--- Given entries ---
· · · · · · ·

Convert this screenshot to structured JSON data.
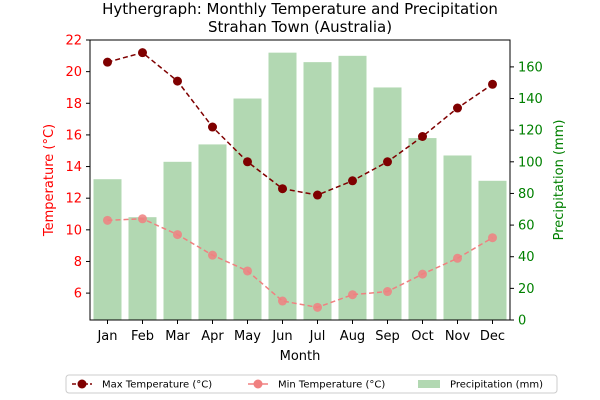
{
  "chart_data": {
    "type": "bar",
    "title": "Hythergraph: Monthly Temperature and Precipitation",
    "subtitle": "Strahan Town (Australia)",
    "xlabel": "Month",
    "ylabel_left": "Temperature (°C)",
    "ylabel_right": "Precipitation (mm)",
    "categories": [
      "Jan",
      "Feb",
      "Mar",
      "Apr",
      "May",
      "Jun",
      "Jul",
      "Aug",
      "Sep",
      "Oct",
      "Nov",
      "Dec"
    ],
    "ylim_left": [
      4.3,
      22
    ],
    "yticks_left": [
      6,
      8,
      10,
      12,
      14,
      16,
      18,
      20,
      22
    ],
    "ylim_right": [
      0,
      177
    ],
    "yticks_right": [
      0,
      20,
      40,
      60,
      80,
      100,
      120,
      140,
      160
    ],
    "series": [
      {
        "name": "Max Temperature (°C)",
        "kind": "line",
        "axis": "left",
        "color": "#7f0000",
        "values": [
          20.6,
          21.2,
          19.4,
          16.5,
          14.3,
          12.6,
          12.2,
          13.1,
          14.3,
          15.9,
          17.7,
          19.2
        ]
      },
      {
        "name": "Min Temperature (°C)",
        "kind": "line",
        "axis": "left",
        "color": "#f08080",
        "values": [
          10.6,
          10.7,
          9.7,
          8.4,
          7.4,
          5.5,
          5.1,
          5.9,
          6.1,
          7.2,
          8.2,
          9.5
        ]
      },
      {
        "name": "Precipitation (mm)",
        "kind": "bar",
        "axis": "right",
        "color": "#b2d8b2",
        "values": [
          89,
          65,
          100,
          111,
          140,
          169,
          163,
          167,
          147,
          115,
          104,
          88
        ]
      }
    ],
    "legend_position": "bottom",
    "grid": false,
    "colors": {
      "left_axis": "#ff0000",
      "right_axis": "#008000"
    }
  }
}
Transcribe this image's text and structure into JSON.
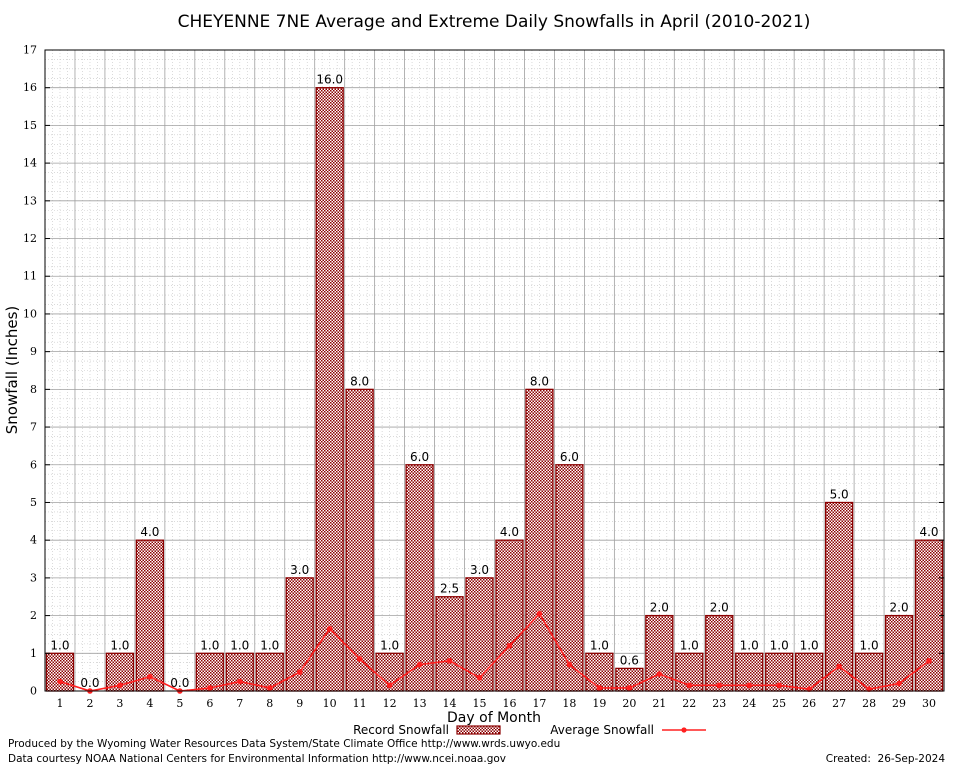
{
  "chart_data": {
    "type": "bar",
    "title": "CHEYENNE 7NE Average and Extreme Daily Snowfalls in April (2010-2021)",
    "xlabel": "Day of Month",
    "ylabel": "Snowfall (Inches)",
    "ylim": [
      0,
      17
    ],
    "grid": true,
    "legend_position": "bottom-center",
    "categories": [
      "1",
      "2",
      "3",
      "4",
      "5",
      "6",
      "7",
      "8",
      "9",
      "10",
      "11",
      "12",
      "13",
      "14",
      "15",
      "16",
      "17",
      "18",
      "19",
      "20",
      "21",
      "22",
      "23",
      "24",
      "25",
      "26",
      "27",
      "28",
      "29",
      "30"
    ],
    "series": [
      {
        "name": "Record Snowfall",
        "type": "bar",
        "values": [
          1.0,
          0.0,
          1.0,
          4.0,
          0.0,
          1.0,
          1.0,
          1.0,
          3.0,
          16.0,
          8.0,
          1.0,
          6.0,
          2.5,
          3.0,
          4.0,
          8.0,
          6.0,
          1.0,
          0.6,
          2.0,
          1.0,
          2.0,
          1.0,
          1.0,
          1.0,
          5.0,
          1.0,
          2.0,
          4.0
        ],
        "labels": [
          "1.0",
          "0.0",
          "1.0",
          "4.0",
          "0.0",
          "1.0",
          "1.0",
          "1.0",
          "3.0",
          "16.0",
          "8.0",
          "1.0",
          "6.0",
          "2.5",
          "3.0",
          "4.0",
          "8.0",
          "6.0",
          "1.0",
          "0.6",
          "2.0",
          "1.0",
          "2.0",
          "1.0",
          "1.0",
          "1.0",
          "5.0",
          "1.0",
          "2.0",
          "4.0"
        ]
      },
      {
        "name": "Average Snowfall",
        "type": "line",
        "values": [
          0.25,
          0.0,
          0.15,
          0.38,
          0.0,
          0.08,
          0.25,
          0.08,
          0.5,
          1.65,
          0.85,
          0.15,
          0.7,
          0.8,
          0.35,
          1.2,
          2.05,
          0.7,
          0.08,
          0.08,
          0.45,
          0.15,
          0.15,
          0.15,
          0.15,
          0.05,
          0.65,
          0.05,
          0.2,
          0.8
        ]
      }
    ],
    "yticks": [
      "0",
      "1",
      "2",
      "3",
      "4",
      "5",
      "6",
      "7",
      "8",
      "9",
      "10",
      "11",
      "12",
      "13",
      "14",
      "15",
      "16",
      "17"
    ],
    "colors": {
      "bar_edge": "#8b0000",
      "bar_fill": "#d9a6a6",
      "line": "#ff2020",
      "grid": "#a0a0a0"
    }
  },
  "footer": {
    "line1": "Produced by the Wyoming Water Resources Data System/State Climate Office http://www.wrds.uwyo.edu",
    "line2": "Data courtesy NOAA National Centers for Environmental Information http://www.ncei.noaa.gov",
    "created": "Created:  26-Sep-2024"
  }
}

· · · · · · ·

--- The problem ---
Without the pictures, repeat all the records word for word.

--- Finished task ---
Convert this screenshot to structured JSON data.
{
  "chart_data": {
    "type": "bar",
    "title": "Hythergraph: Monthly Temperature and Precipitation",
    "subtitle": "Strahan Town (Australia)",
    "xlabel": "Month",
    "ylabel_left": "Temperature (°C)",
    "ylabel_right": "Precipitation (mm)",
    "categories": [
      "Jan",
      "Feb",
      "Mar",
      "Apr",
      "May",
      "Jun",
      "Jul",
      "Aug",
      "Sep",
      "Oct",
      "Nov",
      "Dec"
    ],
    "ylim_left": [
      4.3,
      22
    ],
    "yticks_left": [
      6,
      8,
      10,
      12,
      14,
      16,
      18,
      20,
      22
    ],
    "ylim_right": [
      0,
      177
    ],
    "yticks_right": [
      0,
      20,
      40,
      60,
      80,
      100,
      120,
      140,
      160
    ],
    "series": [
      {
        "name": "Max Temperature (°C)",
        "kind": "line",
        "axis": "left",
        "color": "#7f0000",
        "values": [
          20.6,
          21.2,
          19.4,
          16.5,
          14.3,
          12.6,
          12.2,
          13.1,
          14.3,
          15.9,
          17.7,
          19.2
        ]
      },
      {
        "name": "Min Temperature (°C)",
        "kind": "line",
        "axis": "left",
        "color": "#f08080",
        "values": [
          10.6,
          10.7,
          9.7,
          8.4,
          7.4,
          5.5,
          5.1,
          5.9,
          6.1,
          7.2,
          8.2,
          9.5
        ]
      },
      {
        "name": "Precipitation (mm)",
        "kind": "bar",
        "axis": "right",
        "color": "#b2d8b2",
        "values": [
          89,
          65,
          100,
          111,
          140,
          169,
          163,
          167,
          147,
          115,
          104,
          88
        ]
      }
    ],
    "legend_position": "bottom",
    "grid": false,
    "colors": {
      "left_axis": "#ff0000",
      "right_axis": "#008000"
    }
  }
}
Transcribe this image's text and structure into JSON.
{
  "chart_data": {
    "type": "bar",
    "title": "CHEYENNE 7NE Average and Extreme Daily Snowfalls in April (2010-2021)",
    "xlabel": "Day of Month",
    "ylabel": "Snowfall (Inches)",
    "ylim": [
      0,
      17
    ],
    "grid": true,
    "legend_position": "bottom-center",
    "categories": [
      "1",
      "2",
      "3",
      "4",
      "5",
      "6",
      "7",
      "8",
      "9",
      "10",
      "11",
      "12",
      "13",
      "14",
      "15",
      "16",
      "17",
      "18",
      "19",
      "20",
      "21",
      "22",
      "23",
      "24",
      "25",
      "26",
      "27",
      "28",
      "29",
      "30"
    ],
    "series": [
      {
        "name": "Record Snowfall",
        "type": "bar",
        "values": [
          1.0,
          0.0,
          1.0,
          4.0,
          0.0,
          1.0,
          1.0,
          1.0,
          3.0,
          16.0,
          8.0,
          1.0,
          6.0,
          2.5,
          3.0,
          4.0,
          8.0,
          6.0,
          1.0,
          0.6,
          2.0,
          1.0,
          2.0,
          1.0,
          1.0,
          1.0,
          5.0,
          1.0,
          2.0,
          4.0
        ],
        "labels": [
          "1.0",
          "0.0",
          "1.0",
          "4.0",
          "0.0",
          "1.0",
          "1.0",
          "1.0",
          "3.0",
          "16.0",
          "8.0",
          "1.0",
          "6.0",
          "2.5",
          "3.0",
          "4.0",
          "8.0",
          "6.0",
          "1.0",
          "0.6",
          "2.0",
          "1.0",
          "2.0",
          "1.0",
          "1.0",
          "1.0",
          "5.0",
          "1.0",
          "2.0",
          "4.0"
        ]
      },
      {
        "name": "Average Snowfall",
        "type": "line",
        "values": [
          0.25,
          0.0,
          0.15,
          0.38,
          0.0,
          0.08,
          0.25,
          0.08,
          0.5,
          1.65,
          0.85,
          0.15,
          0.7,
          0.8,
          0.35,
          1.2,
          2.05,
          0.7,
          0.08,
          0.08,
          0.45,
          0.15,
          0.15,
          0.15,
          0.15,
          0.05,
          0.65,
          0.05,
          0.2,
          0.8
        ]
      }
    ],
    "yticks": [
      "0",
      "1",
      "2",
      "3",
      "4",
      "5",
      "6",
      "7",
      "8",
      "9",
      "10",
      "11",
      "12",
      "13",
      "14",
      "15",
      "16",
      "17"
    ],
    "colors": {
      "bar_edge": "#8b0000",
      "bar_fill": "#d9a6a6",
      "line": "#ff2020",
      "grid": "#a0a0a0"
    }
  },
  "footer": {
    "line1": "Produced by the Wyoming Water Resources Data System/State Climate Office http://www.wrds.uwyo.edu",
    "line2": "Data courtesy NOAA National Centers for Environmental Information http://www.ncei.noaa.gov",
    "created": "Created:  26-Sep-2024"
  }
}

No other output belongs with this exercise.